Given problem
Retype all of the data. Every line must match exactly.

Records shown
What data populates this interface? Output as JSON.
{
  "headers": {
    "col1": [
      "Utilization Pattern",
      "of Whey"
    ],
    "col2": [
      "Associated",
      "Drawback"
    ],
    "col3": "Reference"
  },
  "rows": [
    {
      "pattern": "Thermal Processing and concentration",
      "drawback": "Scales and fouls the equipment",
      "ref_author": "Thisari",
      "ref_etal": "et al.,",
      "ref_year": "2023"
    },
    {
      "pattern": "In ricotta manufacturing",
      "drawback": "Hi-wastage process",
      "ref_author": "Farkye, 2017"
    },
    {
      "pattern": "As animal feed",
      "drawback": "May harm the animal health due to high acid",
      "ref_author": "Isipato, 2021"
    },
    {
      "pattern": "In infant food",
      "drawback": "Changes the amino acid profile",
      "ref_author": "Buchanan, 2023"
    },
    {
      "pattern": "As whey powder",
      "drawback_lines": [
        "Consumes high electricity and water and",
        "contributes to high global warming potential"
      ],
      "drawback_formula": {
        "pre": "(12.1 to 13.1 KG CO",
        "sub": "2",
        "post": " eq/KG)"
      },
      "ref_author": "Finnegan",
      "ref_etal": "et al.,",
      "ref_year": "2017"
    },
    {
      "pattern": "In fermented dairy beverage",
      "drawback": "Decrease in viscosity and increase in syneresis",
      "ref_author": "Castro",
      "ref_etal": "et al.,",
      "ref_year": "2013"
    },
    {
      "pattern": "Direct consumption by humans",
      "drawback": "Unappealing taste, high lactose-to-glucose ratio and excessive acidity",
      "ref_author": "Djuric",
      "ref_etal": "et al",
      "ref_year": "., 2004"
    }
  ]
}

Correct output
What data populates this interface? Output as JSON.
{
  "headers": {
    "col1": [
      "Utilization Pattern",
      "of Whey"
    ],
    "col2": [
      "Associated",
      "Drawback"
    ],
    "col3": "Reference"
  },
  "rows": [
    {
      "pattern": "Thermal Processing and concentration",
      "drawback": "Scales and fouls the equipment",
      "ref_author": "Thisari",
      "ref_etal": "et al.,",
      "ref_year": "2023"
    },
    {
      "pattern": "In ricotta manufacturing",
      "drawback": "Hi-wastage process",
      "ref_author": "Farkye, 2017"
    },
    {
      "pattern": "As animal feed",
      "drawback": "May harm the animal health due to high acid",
      "ref_author": "Isipato, 2021"
    },
    {
      "pattern": "In infant food",
      "drawback": "Changes the amino acid profile",
      "ref_author": "Buchanan, 2023"
    },
    {
      "pattern": "As whey powder",
      "drawback_lines": [
        "Consumes high electricity and water and",
        "contributes to high global warming potential"
      ],
      "drawback_formula": {
        "pre": "(12.1 to 13.1 KG CO",
        "sub": "2",
        "post": " eq/KG)"
      },
      "ref_author": "Finnegan",
      "ref_etal": "et al.,",
      "ref_year": "2017"
    },
    {
      "pattern": "In fermented dairy beverage",
      "drawback": "Decrease in viscosity and increase in syneresis",
      "ref_author": "Castro",
      "ref_etal": "et al.,",
      "ref_year": "2013"
    },
    {
      "pattern": "Direct consumption by humans",
      "drawback": "Unappealing taste, high lactose-to-glucose ratio and excessive acidity",
      "ref_author": "Djuric",
      "ref_etal": "et al",
      "ref_year": "., 2004"
    }
  ]
}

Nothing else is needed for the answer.